#### Request
Identify the lines that contain the word "this", then copy them.

#### Input records
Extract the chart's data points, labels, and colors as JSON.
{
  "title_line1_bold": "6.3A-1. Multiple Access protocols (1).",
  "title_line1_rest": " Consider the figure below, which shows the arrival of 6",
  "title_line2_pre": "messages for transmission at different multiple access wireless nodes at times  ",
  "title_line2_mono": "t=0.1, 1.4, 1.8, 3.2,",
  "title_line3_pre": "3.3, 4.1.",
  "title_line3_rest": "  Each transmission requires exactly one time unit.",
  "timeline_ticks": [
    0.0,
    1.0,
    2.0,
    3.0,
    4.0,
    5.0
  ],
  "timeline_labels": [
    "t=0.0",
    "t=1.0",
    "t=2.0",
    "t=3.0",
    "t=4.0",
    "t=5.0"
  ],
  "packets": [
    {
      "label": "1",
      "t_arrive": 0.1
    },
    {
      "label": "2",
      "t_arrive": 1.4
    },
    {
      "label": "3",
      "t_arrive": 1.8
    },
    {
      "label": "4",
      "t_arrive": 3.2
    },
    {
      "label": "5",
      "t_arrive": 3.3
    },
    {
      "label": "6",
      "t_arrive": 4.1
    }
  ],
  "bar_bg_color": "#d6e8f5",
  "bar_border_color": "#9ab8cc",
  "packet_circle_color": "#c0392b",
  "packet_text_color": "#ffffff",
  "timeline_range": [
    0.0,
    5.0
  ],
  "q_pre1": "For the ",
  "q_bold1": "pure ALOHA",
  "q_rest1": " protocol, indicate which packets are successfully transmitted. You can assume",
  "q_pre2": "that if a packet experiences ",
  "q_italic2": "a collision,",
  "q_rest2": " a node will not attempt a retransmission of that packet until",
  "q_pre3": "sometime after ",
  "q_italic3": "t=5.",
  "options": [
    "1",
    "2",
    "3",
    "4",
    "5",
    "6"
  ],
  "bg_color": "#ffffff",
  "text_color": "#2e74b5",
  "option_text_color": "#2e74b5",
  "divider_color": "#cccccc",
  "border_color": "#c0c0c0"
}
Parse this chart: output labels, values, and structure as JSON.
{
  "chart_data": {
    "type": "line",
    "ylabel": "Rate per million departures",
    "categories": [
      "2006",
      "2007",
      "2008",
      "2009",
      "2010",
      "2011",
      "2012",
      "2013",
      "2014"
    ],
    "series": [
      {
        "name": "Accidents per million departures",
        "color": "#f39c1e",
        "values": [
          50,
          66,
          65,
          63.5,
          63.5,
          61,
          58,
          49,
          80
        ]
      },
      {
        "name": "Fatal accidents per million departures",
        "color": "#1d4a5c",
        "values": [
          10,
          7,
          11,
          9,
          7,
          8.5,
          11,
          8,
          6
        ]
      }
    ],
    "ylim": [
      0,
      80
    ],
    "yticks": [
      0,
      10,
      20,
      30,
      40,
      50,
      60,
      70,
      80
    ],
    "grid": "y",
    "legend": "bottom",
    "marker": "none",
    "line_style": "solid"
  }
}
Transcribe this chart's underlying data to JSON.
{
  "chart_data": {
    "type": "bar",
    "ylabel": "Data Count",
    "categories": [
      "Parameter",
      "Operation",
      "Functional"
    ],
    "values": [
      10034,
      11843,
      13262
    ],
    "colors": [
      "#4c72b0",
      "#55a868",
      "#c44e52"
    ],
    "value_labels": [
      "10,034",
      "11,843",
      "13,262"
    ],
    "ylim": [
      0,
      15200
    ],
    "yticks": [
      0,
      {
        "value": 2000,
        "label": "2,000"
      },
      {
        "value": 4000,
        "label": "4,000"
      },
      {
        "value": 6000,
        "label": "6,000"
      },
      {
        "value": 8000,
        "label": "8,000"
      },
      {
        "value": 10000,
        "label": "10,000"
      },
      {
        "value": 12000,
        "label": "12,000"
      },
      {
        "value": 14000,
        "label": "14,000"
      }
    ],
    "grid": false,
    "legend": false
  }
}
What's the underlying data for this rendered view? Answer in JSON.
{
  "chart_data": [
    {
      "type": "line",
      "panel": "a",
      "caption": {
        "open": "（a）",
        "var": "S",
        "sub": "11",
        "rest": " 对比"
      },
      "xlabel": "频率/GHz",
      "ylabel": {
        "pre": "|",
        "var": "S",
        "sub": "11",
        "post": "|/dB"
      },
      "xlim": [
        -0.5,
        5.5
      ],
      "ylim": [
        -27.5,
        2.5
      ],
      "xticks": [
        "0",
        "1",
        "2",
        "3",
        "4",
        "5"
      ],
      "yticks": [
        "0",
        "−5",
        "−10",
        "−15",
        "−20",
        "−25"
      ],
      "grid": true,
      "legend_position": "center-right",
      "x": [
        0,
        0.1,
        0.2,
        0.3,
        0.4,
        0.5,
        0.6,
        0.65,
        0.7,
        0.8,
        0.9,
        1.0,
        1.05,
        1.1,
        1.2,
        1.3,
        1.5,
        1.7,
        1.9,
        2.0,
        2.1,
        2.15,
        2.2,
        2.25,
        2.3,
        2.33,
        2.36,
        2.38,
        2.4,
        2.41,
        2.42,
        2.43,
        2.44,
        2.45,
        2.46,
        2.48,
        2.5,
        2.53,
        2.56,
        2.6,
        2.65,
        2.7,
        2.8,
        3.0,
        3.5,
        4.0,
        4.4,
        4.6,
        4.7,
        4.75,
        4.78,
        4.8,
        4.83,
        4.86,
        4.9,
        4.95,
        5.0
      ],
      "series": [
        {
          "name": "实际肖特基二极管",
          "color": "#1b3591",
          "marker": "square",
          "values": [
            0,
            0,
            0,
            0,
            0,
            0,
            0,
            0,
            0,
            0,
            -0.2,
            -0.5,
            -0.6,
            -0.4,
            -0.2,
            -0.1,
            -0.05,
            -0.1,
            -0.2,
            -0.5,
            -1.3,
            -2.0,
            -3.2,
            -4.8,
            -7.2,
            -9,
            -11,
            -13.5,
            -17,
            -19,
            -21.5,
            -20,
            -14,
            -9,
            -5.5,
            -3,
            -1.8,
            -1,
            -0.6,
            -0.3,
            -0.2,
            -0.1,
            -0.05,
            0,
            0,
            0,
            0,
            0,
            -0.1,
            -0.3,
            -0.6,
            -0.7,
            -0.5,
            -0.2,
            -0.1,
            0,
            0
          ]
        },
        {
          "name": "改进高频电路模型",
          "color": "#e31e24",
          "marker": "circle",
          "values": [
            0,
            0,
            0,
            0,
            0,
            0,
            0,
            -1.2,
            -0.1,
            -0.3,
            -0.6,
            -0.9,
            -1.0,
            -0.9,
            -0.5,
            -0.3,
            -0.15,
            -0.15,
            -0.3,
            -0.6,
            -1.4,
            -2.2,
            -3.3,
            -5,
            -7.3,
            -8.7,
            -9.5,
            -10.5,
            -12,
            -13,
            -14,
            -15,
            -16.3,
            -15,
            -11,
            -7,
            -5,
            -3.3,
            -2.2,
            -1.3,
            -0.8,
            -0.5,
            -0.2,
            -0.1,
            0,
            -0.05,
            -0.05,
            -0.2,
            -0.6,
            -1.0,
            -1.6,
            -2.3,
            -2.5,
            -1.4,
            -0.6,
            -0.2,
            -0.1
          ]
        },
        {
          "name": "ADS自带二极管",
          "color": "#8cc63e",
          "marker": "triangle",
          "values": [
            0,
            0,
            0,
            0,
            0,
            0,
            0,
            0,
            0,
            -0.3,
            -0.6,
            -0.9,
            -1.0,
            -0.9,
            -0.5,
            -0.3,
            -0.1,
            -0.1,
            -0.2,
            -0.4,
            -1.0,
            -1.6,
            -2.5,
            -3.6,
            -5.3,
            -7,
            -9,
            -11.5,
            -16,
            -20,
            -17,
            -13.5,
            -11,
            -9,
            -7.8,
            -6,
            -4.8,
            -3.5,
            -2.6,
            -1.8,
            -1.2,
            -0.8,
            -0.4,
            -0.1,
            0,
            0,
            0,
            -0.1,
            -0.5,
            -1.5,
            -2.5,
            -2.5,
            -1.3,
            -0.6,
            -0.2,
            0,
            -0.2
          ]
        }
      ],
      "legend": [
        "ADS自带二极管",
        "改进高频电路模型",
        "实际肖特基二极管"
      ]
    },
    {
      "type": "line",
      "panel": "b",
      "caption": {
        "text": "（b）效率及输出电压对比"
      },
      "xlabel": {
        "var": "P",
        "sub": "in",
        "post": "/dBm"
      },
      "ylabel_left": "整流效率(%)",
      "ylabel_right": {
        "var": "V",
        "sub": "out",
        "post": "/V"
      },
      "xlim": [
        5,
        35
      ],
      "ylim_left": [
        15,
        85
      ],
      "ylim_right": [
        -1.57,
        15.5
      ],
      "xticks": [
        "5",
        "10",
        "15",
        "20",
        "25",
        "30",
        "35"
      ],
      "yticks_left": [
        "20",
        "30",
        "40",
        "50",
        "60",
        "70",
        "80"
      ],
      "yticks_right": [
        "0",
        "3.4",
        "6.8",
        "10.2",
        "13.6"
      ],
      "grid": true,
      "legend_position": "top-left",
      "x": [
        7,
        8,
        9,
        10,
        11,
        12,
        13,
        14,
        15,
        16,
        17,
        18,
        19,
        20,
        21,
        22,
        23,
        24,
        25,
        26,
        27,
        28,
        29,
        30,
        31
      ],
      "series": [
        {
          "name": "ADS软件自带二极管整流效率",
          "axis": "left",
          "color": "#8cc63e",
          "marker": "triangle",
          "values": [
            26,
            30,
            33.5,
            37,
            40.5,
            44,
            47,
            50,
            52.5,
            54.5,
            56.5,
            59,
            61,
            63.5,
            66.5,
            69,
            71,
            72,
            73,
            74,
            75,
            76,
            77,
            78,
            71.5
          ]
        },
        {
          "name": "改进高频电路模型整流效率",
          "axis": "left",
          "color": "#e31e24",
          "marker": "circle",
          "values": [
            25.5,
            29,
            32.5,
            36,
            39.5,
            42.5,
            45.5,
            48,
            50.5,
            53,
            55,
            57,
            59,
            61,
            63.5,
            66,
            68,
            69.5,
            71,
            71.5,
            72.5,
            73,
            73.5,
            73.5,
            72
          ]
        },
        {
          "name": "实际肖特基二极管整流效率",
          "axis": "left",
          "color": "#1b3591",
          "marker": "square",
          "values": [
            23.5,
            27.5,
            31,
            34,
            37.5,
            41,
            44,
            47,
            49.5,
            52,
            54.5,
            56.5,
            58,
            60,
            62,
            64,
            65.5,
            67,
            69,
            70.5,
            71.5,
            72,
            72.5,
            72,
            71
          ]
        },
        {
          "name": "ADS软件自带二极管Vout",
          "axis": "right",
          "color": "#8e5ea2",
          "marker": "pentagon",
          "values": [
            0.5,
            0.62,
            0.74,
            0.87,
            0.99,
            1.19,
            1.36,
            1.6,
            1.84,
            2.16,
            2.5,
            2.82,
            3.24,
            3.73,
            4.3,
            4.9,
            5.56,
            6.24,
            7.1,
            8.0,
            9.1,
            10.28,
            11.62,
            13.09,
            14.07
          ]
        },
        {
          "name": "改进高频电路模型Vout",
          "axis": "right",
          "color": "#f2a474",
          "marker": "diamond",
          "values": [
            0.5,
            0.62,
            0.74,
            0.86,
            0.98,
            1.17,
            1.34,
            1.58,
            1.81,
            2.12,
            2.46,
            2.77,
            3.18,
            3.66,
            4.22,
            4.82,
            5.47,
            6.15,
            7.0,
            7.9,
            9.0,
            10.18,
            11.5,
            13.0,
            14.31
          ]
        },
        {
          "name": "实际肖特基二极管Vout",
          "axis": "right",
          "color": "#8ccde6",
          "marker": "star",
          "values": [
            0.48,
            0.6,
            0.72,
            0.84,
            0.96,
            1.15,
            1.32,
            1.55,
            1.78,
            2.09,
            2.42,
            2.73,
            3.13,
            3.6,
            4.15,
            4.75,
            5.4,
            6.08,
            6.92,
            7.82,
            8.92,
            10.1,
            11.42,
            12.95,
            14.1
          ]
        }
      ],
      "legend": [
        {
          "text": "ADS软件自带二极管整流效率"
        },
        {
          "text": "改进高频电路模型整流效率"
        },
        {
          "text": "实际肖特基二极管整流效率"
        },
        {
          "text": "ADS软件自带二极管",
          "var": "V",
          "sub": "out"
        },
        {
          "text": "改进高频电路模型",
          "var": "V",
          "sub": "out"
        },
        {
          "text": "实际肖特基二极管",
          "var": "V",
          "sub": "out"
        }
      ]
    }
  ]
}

#### Final result
Parse this chart: output labels, values, and structure as JSON.
Transcribe this chart's underlying data to JSON.
What's the underlying data for this rendered view? Answer in JSON.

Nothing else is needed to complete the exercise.